--- Given data ---
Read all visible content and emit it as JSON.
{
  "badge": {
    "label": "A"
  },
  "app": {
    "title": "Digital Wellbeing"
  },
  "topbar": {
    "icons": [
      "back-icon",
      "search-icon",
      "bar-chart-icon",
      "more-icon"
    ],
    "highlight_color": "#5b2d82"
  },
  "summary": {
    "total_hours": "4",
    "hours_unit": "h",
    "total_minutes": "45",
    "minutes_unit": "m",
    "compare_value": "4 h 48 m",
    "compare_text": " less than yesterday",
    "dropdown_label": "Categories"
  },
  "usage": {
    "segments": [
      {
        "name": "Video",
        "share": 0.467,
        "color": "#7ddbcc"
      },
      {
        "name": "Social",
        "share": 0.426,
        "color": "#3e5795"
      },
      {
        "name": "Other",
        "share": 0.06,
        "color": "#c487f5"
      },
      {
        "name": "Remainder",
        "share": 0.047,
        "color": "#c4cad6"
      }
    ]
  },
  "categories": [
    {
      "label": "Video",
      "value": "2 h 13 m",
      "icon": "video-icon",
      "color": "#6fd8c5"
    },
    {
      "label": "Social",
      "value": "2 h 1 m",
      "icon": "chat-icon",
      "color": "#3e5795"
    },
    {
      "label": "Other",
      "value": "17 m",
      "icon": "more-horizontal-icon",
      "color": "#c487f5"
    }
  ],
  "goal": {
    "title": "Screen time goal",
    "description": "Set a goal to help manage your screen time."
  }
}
---
The exercise =>
Every line of the records above needs to be given again exactly.

Reply to the task =>
Read all visible content and emit it as JSON.
{
  "badge": {
    "label": "A"
  },
  "app": {
    "title": "Digital Wellbeing"
  },
  "topbar": {
    "icons": [
      "back-icon",
      "search-icon",
      "bar-chart-icon",
      "more-icon"
    ],
    "highlight_color": "#5b2d82"
  },
  "summary": {
    "total_hours": "4",
    "hours_unit": "h",
    "total_minutes": "45",
    "minutes_unit": "m",
    "compare_value": "4 h 48 m",
    "compare_text": " less than yesterday",
    "dropdown_label": "Categories"
  },
  "usage": {
    "segments": [
      {
        "name": "Video",
        "share": 0.467,
        "color": "#7ddbcc"
      },
      {
        "name": "Social",
        "share": 0.426,
        "color": "#3e5795"
      },
      {
        "name": "Other",
        "share": 0.06,
        "color": "#c487f5"
      },
      {
        "name": "Remainder",
        "share": 0.047,
        "color": "#c4cad6"
      }
    ]
  },
  "categories": [
    {
      "label": "Video",
      "value": "2 h 13 m",
      "icon": "video-icon",
      "color": "#6fd8c5"
    },
    {
      "label": "Social",
      "value": "2 h 1 m",
      "icon": "chat-icon",
      "color": "#3e5795"
    },
    {
      "label": "Other",
      "value": "17 m",
      "icon": "more-horizontal-icon",
      "color": "#c487f5"
    }
  ],
  "goal": {
    "title": "Screen time goal",
    "description": "Set a goal to help manage your screen time."
  }
}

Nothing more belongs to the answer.